▶ _所示数据_
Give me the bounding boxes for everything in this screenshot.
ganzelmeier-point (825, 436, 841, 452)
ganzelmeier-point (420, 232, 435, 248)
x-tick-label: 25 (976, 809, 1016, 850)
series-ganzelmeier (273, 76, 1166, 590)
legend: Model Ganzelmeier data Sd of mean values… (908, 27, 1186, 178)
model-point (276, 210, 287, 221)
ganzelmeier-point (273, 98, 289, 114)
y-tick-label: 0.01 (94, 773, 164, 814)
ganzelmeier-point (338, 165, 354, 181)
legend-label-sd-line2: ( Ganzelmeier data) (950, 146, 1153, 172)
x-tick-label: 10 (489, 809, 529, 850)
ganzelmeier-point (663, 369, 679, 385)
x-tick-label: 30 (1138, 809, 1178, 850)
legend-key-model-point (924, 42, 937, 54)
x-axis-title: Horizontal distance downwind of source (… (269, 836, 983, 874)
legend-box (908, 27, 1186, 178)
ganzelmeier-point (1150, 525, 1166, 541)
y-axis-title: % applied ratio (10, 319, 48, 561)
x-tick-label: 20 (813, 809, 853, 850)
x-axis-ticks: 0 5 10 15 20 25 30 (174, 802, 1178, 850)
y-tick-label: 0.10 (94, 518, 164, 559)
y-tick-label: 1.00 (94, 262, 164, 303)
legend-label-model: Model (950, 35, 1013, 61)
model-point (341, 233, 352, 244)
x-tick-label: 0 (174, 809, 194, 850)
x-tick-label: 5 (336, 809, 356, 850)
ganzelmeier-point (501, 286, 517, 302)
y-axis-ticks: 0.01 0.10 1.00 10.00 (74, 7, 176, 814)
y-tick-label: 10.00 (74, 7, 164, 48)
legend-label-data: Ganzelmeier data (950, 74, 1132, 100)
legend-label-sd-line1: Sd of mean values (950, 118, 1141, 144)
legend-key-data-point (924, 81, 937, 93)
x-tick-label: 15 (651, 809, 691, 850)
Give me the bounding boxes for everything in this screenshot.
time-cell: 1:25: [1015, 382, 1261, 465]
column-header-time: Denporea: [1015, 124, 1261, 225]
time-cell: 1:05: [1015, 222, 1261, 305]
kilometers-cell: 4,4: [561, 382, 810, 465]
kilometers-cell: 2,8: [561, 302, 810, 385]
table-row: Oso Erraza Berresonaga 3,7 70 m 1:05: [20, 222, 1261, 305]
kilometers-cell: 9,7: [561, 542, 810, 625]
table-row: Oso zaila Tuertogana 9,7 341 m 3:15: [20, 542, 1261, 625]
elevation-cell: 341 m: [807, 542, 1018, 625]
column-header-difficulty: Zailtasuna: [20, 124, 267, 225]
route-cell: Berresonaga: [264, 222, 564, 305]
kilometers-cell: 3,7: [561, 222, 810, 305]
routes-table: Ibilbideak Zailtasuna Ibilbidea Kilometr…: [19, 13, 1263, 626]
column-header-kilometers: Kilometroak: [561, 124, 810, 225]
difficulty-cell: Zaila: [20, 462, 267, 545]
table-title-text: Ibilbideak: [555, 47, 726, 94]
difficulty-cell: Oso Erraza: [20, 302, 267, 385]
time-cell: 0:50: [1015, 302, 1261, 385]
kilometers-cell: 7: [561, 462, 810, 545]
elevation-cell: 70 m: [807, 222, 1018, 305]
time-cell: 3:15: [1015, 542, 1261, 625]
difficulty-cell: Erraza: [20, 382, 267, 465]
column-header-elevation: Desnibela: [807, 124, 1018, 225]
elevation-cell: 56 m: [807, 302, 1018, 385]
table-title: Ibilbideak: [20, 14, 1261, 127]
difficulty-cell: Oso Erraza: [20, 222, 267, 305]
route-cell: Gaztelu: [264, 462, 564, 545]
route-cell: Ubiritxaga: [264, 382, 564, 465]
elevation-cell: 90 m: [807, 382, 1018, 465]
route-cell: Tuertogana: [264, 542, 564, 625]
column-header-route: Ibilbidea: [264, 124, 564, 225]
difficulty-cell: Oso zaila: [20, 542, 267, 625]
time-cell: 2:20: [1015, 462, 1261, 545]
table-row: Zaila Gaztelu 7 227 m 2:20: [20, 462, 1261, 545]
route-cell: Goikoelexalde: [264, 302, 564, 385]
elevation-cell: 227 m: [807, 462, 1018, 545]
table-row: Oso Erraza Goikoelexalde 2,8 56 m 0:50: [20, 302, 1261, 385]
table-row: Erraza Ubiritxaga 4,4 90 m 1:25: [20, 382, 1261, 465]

▶ _练习要求_
从条目的第一行起，到含有“x-tick-label: 10 (489, 809, 529, 850)”的那一行为止，首尾两行都算在内，把这些行改写成一个 JSON 字符串列表，每行对应一个字符串，空行不计。

▶ _结果_
[
  "Give me the bounding boxes for everything in this screenshot.",
  "ganzelmeier-point (825, 436, 841, 452)",
  "ganzelmeier-point (420, 232, 435, 248)",
  "x-tick-label: 25 (976, 809, 1016, 850)",
  "series-ganzelmeier (273, 76, 1166, 590)",
  "legend: Model Ganzelmeier data Sd of mean values… (908, 27, 1186, 178)",
  "model-point (276, 210, 287, 221)",
  "ganzelmeier-point (273, 98, 289, 114)",
  "y-tick-label: 0.01 (94, 773, 164, 814)",
  "ganzelmeier-point (338, 165, 354, 181)",
  "legend-label-sd-line2: ( Ganzelmeier data) (950, 146, 1153, 172)",
  "x-tick-label: 10 (489, 809, 529, 850)"
]